> **Given data**:
================================
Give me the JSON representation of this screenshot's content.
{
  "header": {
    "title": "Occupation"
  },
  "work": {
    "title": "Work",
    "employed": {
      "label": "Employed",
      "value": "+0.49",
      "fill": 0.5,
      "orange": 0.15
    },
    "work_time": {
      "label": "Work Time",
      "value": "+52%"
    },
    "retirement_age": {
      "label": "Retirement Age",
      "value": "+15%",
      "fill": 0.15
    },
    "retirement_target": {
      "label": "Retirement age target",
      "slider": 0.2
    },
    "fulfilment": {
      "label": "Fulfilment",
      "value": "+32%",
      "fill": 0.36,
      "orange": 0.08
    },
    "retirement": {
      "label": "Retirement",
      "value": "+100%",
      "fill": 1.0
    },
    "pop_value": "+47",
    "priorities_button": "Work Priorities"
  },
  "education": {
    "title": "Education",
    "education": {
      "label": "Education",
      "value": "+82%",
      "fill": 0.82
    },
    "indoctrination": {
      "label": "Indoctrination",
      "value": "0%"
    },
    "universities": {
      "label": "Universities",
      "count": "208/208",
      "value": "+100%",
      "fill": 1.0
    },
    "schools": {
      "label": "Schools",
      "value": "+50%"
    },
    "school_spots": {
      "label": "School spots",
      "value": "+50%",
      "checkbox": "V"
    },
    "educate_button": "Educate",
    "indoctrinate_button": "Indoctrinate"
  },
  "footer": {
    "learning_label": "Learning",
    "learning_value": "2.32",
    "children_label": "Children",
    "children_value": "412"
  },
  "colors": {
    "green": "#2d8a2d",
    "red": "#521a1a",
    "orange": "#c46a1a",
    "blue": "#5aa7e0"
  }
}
================================
> **Exercise prompt**:
The records above are to be copied in full, exactly as written.

> **Task answer**:
Give me the JSON representation of this screenshot's content.
{
  "header": {
    "title": "Occupation"
  },
  "work": {
    "title": "Work",
    "employed": {
      "label": "Employed",
      "value": "+0.49",
      "fill": 0.5,
      "orange": 0.15
    },
    "work_time": {
      "label": "Work Time",
      "value": "+52%"
    },
    "retirement_age": {
      "label": "Retirement Age",
      "value": "+15%",
      "fill": 0.15
    },
    "retirement_target": {
      "label": "Retirement age target",
      "slider": 0.2
    },
    "fulfilment": {
      "label": "Fulfilment",
      "value": "+32%",
      "fill": 0.36,
      "orange": 0.08
    },
    "retirement": {
      "label": "Retirement",
      "value": "+100%",
      "fill": 1.0
    },
    "pop_value": "+47",
    "priorities_button": "Work Priorities"
  },
  "education": {
    "title": "Education",
    "education": {
      "label": "Education",
      "value": "+82%",
      "fill": 0.82
    },
    "indoctrination": {
      "label": "Indoctrination",
      "value": "0%"
    },
    "universities": {
      "label": "Universities",
      "count": "208/208",
      "value": "+100%",
      "fill": 1.0
    },
    "schools": {
      "label": "Schools",
      "value": "+50%"
    },
    "school_spots": {
      "label": "School spots",
      "value": "+50%",
      "checkbox": "V"
    },
    "educate_button": "Educate",
    "indoctrinate_button": "Indoctrinate"
  },
  "footer": {
    "learning_label": "Learning",
    "learning_value": "2.32",
    "children_label": "Children",
    "children_value": "412"
  },
  "colors": {
    "green": "#2d8a2d",
    "red": "#521a1a",
    "orange": "#c46a1a",
    "blue": "#5aa7e0"
  }
}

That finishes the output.